▸ Exercise requirements: Return each line of the listing that contains the string "JSON".

Stored data:

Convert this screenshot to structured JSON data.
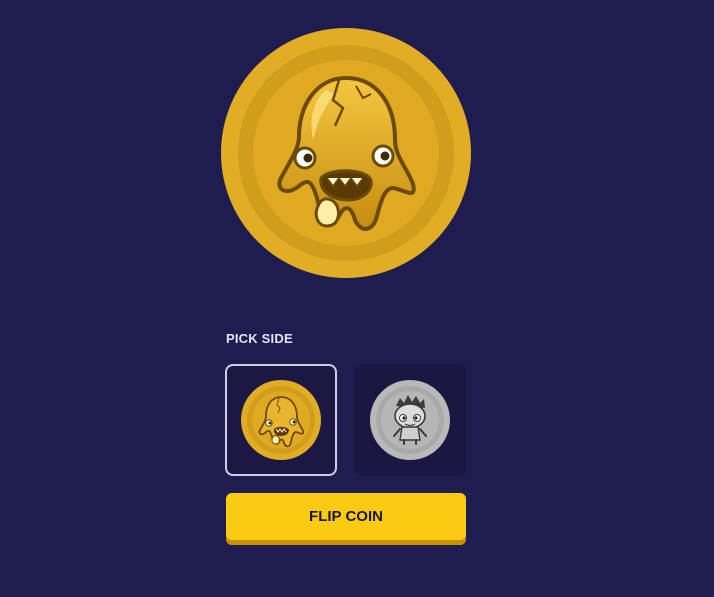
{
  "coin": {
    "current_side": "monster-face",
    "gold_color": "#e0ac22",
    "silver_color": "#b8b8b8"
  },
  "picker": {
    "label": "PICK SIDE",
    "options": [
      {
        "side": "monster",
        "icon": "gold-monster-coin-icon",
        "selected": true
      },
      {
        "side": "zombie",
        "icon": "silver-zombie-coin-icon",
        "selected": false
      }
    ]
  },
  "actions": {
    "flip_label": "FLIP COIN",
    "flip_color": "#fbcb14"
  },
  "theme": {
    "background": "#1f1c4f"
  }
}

...

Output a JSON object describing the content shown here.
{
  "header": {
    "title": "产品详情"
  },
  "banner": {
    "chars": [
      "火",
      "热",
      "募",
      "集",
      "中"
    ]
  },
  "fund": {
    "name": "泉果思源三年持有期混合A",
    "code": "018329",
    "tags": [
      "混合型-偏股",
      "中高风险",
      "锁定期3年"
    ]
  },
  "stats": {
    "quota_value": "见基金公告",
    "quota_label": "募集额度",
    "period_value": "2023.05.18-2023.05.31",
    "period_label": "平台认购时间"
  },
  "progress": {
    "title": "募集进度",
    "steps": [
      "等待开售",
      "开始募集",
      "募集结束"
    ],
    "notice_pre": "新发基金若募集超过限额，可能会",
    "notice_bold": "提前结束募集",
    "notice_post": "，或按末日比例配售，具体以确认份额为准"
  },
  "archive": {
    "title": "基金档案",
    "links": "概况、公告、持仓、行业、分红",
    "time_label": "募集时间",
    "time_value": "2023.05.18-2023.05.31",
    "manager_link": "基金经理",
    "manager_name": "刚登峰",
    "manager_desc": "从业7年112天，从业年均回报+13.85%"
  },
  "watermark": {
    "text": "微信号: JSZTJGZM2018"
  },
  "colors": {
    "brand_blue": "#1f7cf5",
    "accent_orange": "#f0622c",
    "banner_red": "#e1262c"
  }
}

▸ Solution:
Convert this screenshot to structured JSON data.
Output a JSON object describing the content shown here.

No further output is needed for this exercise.